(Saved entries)
>> begin
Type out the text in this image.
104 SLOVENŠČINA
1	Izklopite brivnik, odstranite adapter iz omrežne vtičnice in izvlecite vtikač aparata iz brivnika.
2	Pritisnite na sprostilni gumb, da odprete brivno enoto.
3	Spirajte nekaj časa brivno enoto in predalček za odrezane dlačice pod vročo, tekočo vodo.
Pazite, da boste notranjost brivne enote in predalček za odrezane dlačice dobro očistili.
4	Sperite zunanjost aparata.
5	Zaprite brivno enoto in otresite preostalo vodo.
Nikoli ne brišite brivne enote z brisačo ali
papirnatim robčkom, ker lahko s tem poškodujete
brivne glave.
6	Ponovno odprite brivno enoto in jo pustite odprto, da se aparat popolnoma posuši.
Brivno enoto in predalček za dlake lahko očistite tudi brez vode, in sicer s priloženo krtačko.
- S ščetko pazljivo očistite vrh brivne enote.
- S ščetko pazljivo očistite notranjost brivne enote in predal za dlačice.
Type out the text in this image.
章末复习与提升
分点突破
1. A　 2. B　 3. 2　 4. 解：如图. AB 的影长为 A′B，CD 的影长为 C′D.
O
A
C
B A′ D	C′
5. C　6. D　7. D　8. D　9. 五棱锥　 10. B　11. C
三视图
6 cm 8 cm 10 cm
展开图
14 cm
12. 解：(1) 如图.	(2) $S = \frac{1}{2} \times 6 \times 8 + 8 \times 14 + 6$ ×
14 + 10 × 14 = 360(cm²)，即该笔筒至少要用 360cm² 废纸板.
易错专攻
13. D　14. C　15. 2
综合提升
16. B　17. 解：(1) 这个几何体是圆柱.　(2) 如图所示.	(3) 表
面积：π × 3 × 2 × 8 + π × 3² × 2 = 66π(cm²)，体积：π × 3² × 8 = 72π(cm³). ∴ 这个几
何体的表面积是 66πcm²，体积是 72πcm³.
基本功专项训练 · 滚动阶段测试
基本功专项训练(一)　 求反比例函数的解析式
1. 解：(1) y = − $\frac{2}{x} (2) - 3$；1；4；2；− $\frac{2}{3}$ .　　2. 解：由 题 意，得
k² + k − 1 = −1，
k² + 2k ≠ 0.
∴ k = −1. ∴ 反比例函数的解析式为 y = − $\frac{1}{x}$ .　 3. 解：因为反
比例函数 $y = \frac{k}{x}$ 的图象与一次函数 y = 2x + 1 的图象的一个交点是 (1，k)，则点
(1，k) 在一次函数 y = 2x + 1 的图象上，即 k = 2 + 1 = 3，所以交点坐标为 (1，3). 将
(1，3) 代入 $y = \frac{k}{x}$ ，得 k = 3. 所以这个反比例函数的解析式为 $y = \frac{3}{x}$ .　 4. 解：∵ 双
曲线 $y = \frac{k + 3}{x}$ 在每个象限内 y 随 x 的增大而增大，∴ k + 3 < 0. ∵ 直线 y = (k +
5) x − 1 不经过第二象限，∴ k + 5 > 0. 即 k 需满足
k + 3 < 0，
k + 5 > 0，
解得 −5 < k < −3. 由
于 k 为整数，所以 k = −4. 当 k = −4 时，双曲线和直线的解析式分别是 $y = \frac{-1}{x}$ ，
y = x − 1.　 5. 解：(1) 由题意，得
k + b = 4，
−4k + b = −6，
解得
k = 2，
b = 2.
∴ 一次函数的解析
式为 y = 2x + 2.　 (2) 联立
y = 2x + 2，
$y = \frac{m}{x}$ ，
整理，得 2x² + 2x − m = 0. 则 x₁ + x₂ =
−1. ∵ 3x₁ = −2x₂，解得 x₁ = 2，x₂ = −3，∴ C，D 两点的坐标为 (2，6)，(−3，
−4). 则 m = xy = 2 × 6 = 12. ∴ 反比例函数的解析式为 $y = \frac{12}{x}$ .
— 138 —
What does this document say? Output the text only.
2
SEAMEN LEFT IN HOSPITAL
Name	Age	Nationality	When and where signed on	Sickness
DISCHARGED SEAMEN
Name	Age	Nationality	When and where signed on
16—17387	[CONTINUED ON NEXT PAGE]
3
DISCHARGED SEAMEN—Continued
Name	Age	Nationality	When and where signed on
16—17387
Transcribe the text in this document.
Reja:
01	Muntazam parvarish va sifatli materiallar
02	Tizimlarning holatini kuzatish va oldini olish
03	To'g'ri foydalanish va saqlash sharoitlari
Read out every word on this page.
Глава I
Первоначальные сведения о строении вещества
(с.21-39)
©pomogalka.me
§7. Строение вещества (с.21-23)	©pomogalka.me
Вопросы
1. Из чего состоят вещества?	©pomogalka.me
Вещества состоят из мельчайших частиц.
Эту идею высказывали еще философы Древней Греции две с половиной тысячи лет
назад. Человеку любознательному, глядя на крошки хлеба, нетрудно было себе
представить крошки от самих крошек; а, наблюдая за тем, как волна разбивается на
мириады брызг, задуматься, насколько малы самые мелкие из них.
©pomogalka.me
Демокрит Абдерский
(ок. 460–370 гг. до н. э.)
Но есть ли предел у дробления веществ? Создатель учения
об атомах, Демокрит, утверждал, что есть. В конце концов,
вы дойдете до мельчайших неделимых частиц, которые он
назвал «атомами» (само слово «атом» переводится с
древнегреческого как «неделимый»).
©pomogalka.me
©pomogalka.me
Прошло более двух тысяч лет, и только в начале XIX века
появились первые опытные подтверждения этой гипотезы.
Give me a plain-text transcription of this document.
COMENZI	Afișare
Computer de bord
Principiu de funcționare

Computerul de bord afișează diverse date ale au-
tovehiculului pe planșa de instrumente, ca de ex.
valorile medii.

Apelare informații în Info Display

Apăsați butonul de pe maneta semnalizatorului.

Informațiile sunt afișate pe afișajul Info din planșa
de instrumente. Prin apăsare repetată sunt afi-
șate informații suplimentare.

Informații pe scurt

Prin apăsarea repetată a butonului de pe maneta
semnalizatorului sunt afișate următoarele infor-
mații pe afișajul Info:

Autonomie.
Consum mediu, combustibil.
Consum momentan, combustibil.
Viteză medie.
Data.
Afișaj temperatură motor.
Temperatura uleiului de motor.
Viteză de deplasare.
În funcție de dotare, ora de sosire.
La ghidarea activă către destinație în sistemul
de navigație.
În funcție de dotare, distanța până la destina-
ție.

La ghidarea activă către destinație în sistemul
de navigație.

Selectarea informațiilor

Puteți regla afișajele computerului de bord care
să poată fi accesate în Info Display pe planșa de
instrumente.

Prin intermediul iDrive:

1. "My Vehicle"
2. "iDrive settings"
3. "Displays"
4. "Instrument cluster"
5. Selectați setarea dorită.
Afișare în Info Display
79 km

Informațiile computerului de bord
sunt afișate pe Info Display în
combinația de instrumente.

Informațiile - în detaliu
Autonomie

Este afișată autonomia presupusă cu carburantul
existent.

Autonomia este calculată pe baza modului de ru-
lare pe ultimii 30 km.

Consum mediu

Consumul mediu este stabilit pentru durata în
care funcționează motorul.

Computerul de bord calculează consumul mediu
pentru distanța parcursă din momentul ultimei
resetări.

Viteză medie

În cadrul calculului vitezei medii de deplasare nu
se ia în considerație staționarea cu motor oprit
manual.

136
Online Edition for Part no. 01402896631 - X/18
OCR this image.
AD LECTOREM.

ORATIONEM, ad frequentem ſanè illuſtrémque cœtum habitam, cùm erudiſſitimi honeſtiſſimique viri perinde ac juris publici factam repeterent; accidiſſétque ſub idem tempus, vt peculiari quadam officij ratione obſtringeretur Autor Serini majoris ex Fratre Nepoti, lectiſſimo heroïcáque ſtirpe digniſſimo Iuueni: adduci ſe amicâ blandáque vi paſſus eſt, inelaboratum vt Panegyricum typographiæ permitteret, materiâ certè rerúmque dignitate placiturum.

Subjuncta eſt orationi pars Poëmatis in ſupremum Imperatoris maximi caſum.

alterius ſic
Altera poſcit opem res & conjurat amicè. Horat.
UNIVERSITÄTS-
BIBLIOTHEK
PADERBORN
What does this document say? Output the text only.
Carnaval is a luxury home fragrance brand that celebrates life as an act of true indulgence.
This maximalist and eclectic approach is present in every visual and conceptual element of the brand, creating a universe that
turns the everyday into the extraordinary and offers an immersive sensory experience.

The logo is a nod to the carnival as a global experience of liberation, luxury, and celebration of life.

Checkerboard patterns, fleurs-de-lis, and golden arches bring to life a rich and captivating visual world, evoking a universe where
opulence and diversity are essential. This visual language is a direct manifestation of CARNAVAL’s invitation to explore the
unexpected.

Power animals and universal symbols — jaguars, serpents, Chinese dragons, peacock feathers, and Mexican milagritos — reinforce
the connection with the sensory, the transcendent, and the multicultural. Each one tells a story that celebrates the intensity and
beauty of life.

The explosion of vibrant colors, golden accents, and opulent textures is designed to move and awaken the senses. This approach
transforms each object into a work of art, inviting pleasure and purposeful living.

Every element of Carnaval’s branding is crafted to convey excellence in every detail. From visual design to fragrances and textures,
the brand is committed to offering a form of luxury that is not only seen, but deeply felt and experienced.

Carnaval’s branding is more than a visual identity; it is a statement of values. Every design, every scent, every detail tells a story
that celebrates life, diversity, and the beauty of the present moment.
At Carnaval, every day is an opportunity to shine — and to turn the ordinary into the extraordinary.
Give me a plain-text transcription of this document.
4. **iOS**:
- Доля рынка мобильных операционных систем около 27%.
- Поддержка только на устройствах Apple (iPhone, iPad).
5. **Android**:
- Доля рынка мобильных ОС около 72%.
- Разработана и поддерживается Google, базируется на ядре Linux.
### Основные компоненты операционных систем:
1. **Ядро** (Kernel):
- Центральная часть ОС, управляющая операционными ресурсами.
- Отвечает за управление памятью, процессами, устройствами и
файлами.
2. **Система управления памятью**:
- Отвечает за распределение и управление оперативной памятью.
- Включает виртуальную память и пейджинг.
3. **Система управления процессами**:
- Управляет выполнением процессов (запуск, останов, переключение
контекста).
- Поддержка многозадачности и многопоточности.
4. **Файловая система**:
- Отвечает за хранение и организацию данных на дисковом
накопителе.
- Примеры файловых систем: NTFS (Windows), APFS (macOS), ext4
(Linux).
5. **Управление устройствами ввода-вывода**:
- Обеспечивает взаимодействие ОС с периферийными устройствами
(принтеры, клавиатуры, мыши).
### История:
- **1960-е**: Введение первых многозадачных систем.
>> end
Copy every line of the records above that contains "Linux".

§ **RESPONSE BELOW**:
- Разработана и поддерживается Google, базируется на ядре Linux.
(Linux).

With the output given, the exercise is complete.